Return the material exactly as supplied, apart from the pictures, which are omitted.

>> Start Records for the exercise

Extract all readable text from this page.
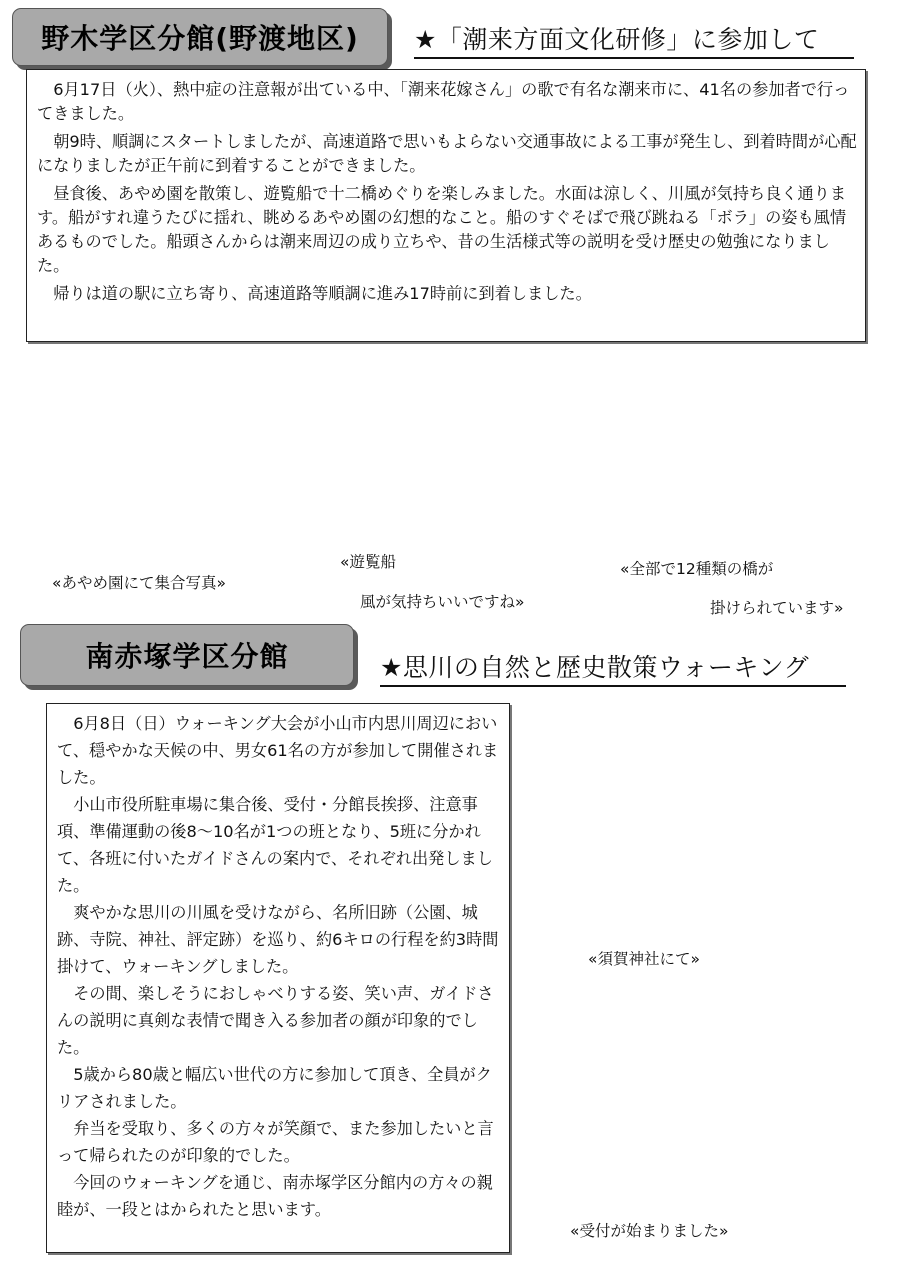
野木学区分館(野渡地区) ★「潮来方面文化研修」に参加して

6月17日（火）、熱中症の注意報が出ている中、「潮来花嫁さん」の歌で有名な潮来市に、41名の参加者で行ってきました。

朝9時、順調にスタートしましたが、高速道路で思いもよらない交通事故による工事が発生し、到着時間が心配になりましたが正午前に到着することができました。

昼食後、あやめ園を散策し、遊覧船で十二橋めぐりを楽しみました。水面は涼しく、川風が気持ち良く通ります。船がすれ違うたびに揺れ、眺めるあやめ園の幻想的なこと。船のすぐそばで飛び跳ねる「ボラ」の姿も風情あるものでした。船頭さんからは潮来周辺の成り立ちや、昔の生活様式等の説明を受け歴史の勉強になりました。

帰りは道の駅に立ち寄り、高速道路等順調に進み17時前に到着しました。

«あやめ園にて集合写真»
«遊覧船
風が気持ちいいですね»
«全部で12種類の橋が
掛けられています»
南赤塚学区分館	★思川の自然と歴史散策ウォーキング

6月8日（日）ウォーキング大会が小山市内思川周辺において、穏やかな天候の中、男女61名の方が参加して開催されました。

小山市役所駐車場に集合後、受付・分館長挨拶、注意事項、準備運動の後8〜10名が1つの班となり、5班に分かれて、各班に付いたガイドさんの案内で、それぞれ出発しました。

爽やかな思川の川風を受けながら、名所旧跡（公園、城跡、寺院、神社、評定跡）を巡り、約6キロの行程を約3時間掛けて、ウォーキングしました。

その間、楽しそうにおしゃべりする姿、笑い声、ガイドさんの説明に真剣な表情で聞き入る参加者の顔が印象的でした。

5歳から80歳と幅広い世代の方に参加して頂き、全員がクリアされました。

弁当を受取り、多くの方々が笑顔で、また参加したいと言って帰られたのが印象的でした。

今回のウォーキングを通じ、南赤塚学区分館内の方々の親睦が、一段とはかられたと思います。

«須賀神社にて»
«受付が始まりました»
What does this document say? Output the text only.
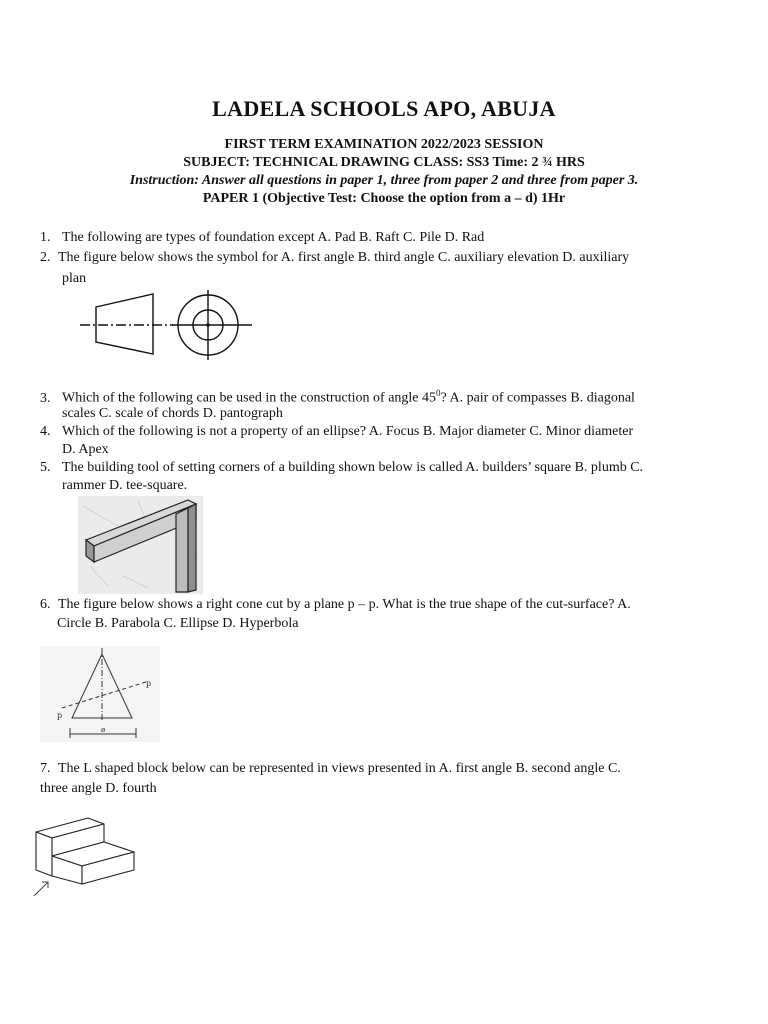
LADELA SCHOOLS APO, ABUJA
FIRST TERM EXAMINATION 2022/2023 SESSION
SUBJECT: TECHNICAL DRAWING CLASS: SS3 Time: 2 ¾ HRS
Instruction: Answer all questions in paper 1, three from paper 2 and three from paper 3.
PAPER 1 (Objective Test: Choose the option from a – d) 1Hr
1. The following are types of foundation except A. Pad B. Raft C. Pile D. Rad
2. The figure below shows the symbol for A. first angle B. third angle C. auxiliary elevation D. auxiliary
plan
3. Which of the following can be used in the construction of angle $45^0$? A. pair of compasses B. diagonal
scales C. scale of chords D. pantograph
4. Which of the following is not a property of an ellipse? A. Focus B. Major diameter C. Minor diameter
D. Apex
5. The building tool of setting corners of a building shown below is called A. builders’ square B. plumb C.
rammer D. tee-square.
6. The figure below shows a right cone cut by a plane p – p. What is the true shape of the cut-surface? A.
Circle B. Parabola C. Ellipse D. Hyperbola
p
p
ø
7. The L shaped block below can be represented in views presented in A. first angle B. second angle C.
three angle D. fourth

>> End Records for the exercise

* Solution to this exercise *
Extract all readable text from this page.
野木学区分館(野渡地区) ★「潮来方面文化研修」に参加して

6月17日（火）、熱中症の注意報が出ている中、「潮来花嫁さん」の歌で有名な潮来市に、41名の参加者で行ってきました。

朝9時、順調にスタートしましたが、高速道路で思いもよらない交通事故による工事が発生し、到着時間が心配になりましたが正午前に到着することができました。

昼食後、あやめ園を散策し、遊覧船で十二橋めぐりを楽しみました。水面は涼しく、川風が気持ち良く通ります。船がすれ違うたびに揺れ、眺めるあやめ園の幻想的なこと。船のすぐそばで飛び跳ねる「ボラ」の姿も風情あるものでした。船頭さんからは潮来周辺の成り立ちや、昔の生活様式等の説明を受け歴史の勉強になりました。

帰りは道の駅に立ち寄り、高速道路等順調に進み17時前に到着しました。

«あやめ園にて集合写真»
«遊覧船
風が気持ちいいですね»
«全部で12種類の橋が
掛けられています»
南赤塚学区分館	★思川の自然と歴史散策ウォーキング

6月8日（日）ウォーキング大会が小山市内思川周辺において、穏やかな天候の中、男女61名の方が参加して開催されました。

小山市役所駐車場に集合後、受付・分館長挨拶、注意事項、準備運動の後8〜10名が1つの班となり、5班に分かれて、各班に付いたガイドさんの案内で、それぞれ出発しました。

爽やかな思川の川風を受けながら、名所旧跡（公園、城跡、寺院、神社、評定跡）を巡り、約6キロの行程を約3時間掛けて、ウォーキングしました。

その間、楽しそうにおしゃべりする姿、笑い声、ガイドさんの説明に真剣な表情で聞き入る参加者の顔が印象的でした。

5歳から80歳と幅広い世代の方に参加して頂き、全員がクリアされました。

弁当を受取り、多くの方々が笑顔で、また参加したいと言って帰られたのが印象的でした。

今回のウォーキングを通じ、南赤塚学区分館内の方々の親睦が、一段とはかられたと思います。

«須賀神社にて»
«受付が始まりました»
What does this document say? Output the text only.
LADELA SCHOOLS APO, ABUJA
FIRST TERM EXAMINATION 2022/2023 SESSION
SUBJECT: TECHNICAL DRAWING CLASS: SS3 Time: 2 ¾ HRS
Instruction: Answer all questions in paper 1, three from paper 2 and three from paper 3.
PAPER 1 (Objective Test: Choose the option from a – d) 1Hr
1. The following are types of foundation except A. Pad B. Raft C. Pile D. Rad
2. The figure below shows the symbol for A. first angle B. third angle C. auxiliary elevation D. auxiliary
plan
3. Which of the following can be used in the construction of angle $45^0$? A. pair of compasses B. diagonal
scales C. scale of chords D. pantograph
4. Which of the following is not a property of an ellipse? A. Focus B. Major diameter C. Minor diameter
D. Apex
5. The building tool of setting corners of a building shown below is called A. builders’ square B. plumb C.
rammer D. tee-square.
6. The figure below shows a right cone cut by a plane p – p. What is the true shape of the cut-surface? A.
Circle B. Parabola C. Ellipse D. Hyperbola
p
p
ø
7. The L shaped block below can be represented in views presented in A. first angle B. second angle C.
three angle D. fourth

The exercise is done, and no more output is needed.